(MATERIAL PROVIDED Opens)
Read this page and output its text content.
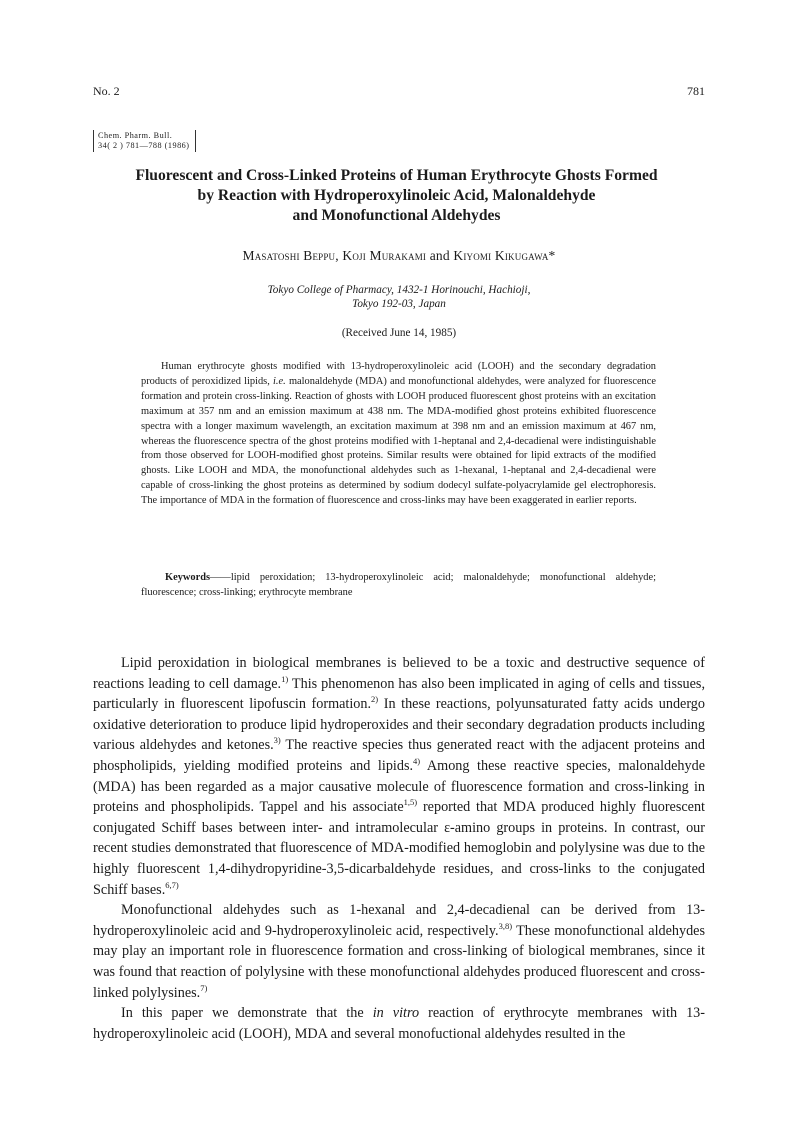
No. 2	781
Chem. Pharm. Bull.
34( 2 ) 781—788 (1986)
Fluorescent and Cross-Linked Proteins of Human Erythrocyte Ghosts Formed
by Reaction with Hydroperoxylinoleic Acid, Malonaldehyde
and Monofunctional Aldehydes
Masatoshi Beppu, Koji Murakami and Kiyomi Kikugawa*
Tokyo College of Pharmacy, 1432-1 Horinouchi, Hachioji,
Tokyo 192-03, Japan
(Received June 14, 1985)

Human erythrocyte ghosts modified with 13-hydroperoxylinoleic acid (LOOH) and the secondary degradation products of peroxidized lipids, i.e. malonaldehyde (MDA) and monofunctional aldehydes, were analyzed for fluorescence formation and protein cross-linking. Reaction of ghosts with LOOH produced fluorescent ghost proteins with an excitation maximum at 357 nm and an emission maximum at 438 nm. The MDA-modified ghost proteins exhibited fluorescence spectra with a longer maximum wavelength, an excitation maximum at 398 nm and an emission maximum at 467 nm, whereas the fluorescence spectra of the ghost proteins modified with 1-heptanal and 2,4-decadienal were indistinguishable from those observed for LOOH-modified ghost proteins. Similar results were obtained for lipid extracts of the modified ghosts. Like LOOH and MDA, the monofunctional aldehydes such as 1-hexanal, 1-heptanal and 2,4-decadienal were capable of cross-linking the ghost proteins as determined by sodium dodecyl sulfate-polyacrylamide gel electrophoresis. The importance of MDA in the formation of fluorescence and cross-links may have been exaggerated in earlier reports.

Keywords——lipid peroxidation; 13-hydroperoxylinoleic acid; malonaldehyde; monofunctional aldehyde; fluorescence; cross-linking; erythrocyte membrane

Lipid peroxidation in biological membranes is believed to be a toxic and destructive sequence of reactions leading to cell damage.$^{1)}$ This phenomenon has also been implicated in aging of cells and tissues, particularly in fluorescent lipofuscin formation.$^{2)}$ In these reactions, polyunsaturated fatty acids undergo oxidative deterioration to produce lipid hydroperoxides and their secondary degradation products including various aldehydes and ketones.$^{3)}$ The reactive species thus generated react with the adjacent proteins and phospholipids, yielding modified proteins and lipids.$^{4)}$ Among these reactive species, malonaldehyde (MDA) has been regarded as a major causative molecule of fluorescence formation and cross-linking in proteins and phospholipids. Tappel and his associate$^{1,5)}$ reported that MDA produced highly fluorescent conjugated Schiff bases between inter- and intramolecular ε-amino groups in proteins. In contrast, our recent studies demonstrated that fluorescence of MDA-modified hemoglobin and polylysine was due to the highly fluorescent 1,4-dihydropyridine-3,5-dicarbaldehyde residues, and cross-links to the conjugated Schiff bases.$^{6,7)}$

Monofunctional aldehydes such as 1-hexanal and 2,4-decadienal can be derived from 13-hydroperoxylinoleic acid and 9-hydroperoxylinoleic acid, respectively.$^{3,8)}$ These monofunctional aldehydes may play an important role in fluorescence formation and cross-linking of biological membranes, since it was found that reaction of polylysine with these monofunctional aldehydes produced fluorescent and cross-linked polylysines.$^{7)}$

In this paper we demonstrate that the in vitro reaction of erythrocyte membranes with 13-hydroperoxylinoleic acid (LOOH), MDA and several monofuctional aldehydes resulted in the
(MATERIAL PROVIDED Closes)
• REQUIRED WORK
From the material above, set down each entry exactly, but exclude the pictures.

• RESPONSE AREA
Read this page and output its text content.
No. 2	781
Chem. Pharm. Bull.
34( 2 ) 781—788 (1986)
Fluorescent and Cross-Linked Proteins of Human Erythrocyte Ghosts Formed
by Reaction with Hydroperoxylinoleic Acid, Malonaldehyde
and Monofunctional Aldehydes
Masatoshi Beppu, Koji Murakami and Kiyomi Kikugawa*
Tokyo College of Pharmacy, 1432-1 Horinouchi, Hachioji,
Tokyo 192-03, Japan
(Received June 14, 1985)

Human erythrocyte ghosts modified with 13-hydroperoxylinoleic acid (LOOH) and the secondary degradation products of peroxidized lipids, i.e. malonaldehyde (MDA) and monofunctional aldehydes, were analyzed for fluorescence formation and protein cross-linking. Reaction of ghosts with LOOH produced fluorescent ghost proteins with an excitation maximum at 357 nm and an emission maximum at 438 nm. The MDA-modified ghost proteins exhibited fluorescence spectra with a longer maximum wavelength, an excitation maximum at 398 nm and an emission maximum at 467 nm, whereas the fluorescence spectra of the ghost proteins modified with 1-heptanal and 2,4-decadienal were indistinguishable from those observed for LOOH-modified ghost proteins. Similar results were obtained for lipid extracts of the modified ghosts. Like LOOH and MDA, the monofunctional aldehydes such as 1-hexanal, 1-heptanal and 2,4-decadienal were capable of cross-linking the ghost proteins as determined by sodium dodecyl sulfate-polyacrylamide gel electrophoresis. The importance of MDA in the formation of fluorescence and cross-links may have been exaggerated in earlier reports.

Keywords——lipid peroxidation; 13-hydroperoxylinoleic acid; malonaldehyde; monofunctional aldehyde; fluorescence; cross-linking; erythrocyte membrane

Lipid peroxidation in biological membranes is believed to be a toxic and destructive sequence of reactions leading to cell damage.$^{1)}$ This phenomenon has also been implicated in aging of cells and tissues, particularly in fluorescent lipofuscin formation.$^{2)}$ In these reactions, polyunsaturated fatty acids undergo oxidative deterioration to produce lipid hydroperoxides and their secondary degradation products including various aldehydes and ketones.$^{3)}$ The reactive species thus generated react with the adjacent proteins and phospholipids, yielding modified proteins and lipids.$^{4)}$ Among these reactive species, malonaldehyde (MDA) has been regarded as a major causative molecule of fluorescence formation and cross-linking in proteins and phospholipids. Tappel and his associate$^{1,5)}$ reported that MDA produced highly fluorescent conjugated Schiff bases between inter- and intramolecular ε-amino groups in proteins. In contrast, our recent studies demonstrated that fluorescence of MDA-modified hemoglobin and polylysine was due to the highly fluorescent 1,4-dihydropyridine-3,5-dicarbaldehyde residues, and cross-links to the conjugated Schiff bases.$^{6,7)}$

Monofunctional aldehydes such as 1-hexanal and 2,4-decadienal can be derived from 13-hydroperoxylinoleic acid and 9-hydroperoxylinoleic acid, respectively.$^{3,8)}$ These monofunctional aldehydes may play an important role in fluorescence formation and cross-linking of biological membranes, since it was found that reaction of polylysine with these monofunctional aldehydes produced fluorescent and cross-linked polylysines.$^{7)}$

In this paper we demonstrate that the in vitro reaction of erythrocyte membranes with 13-hydroperoxylinoleic acid (LOOH), MDA and several monofuctional aldehydes resulted in the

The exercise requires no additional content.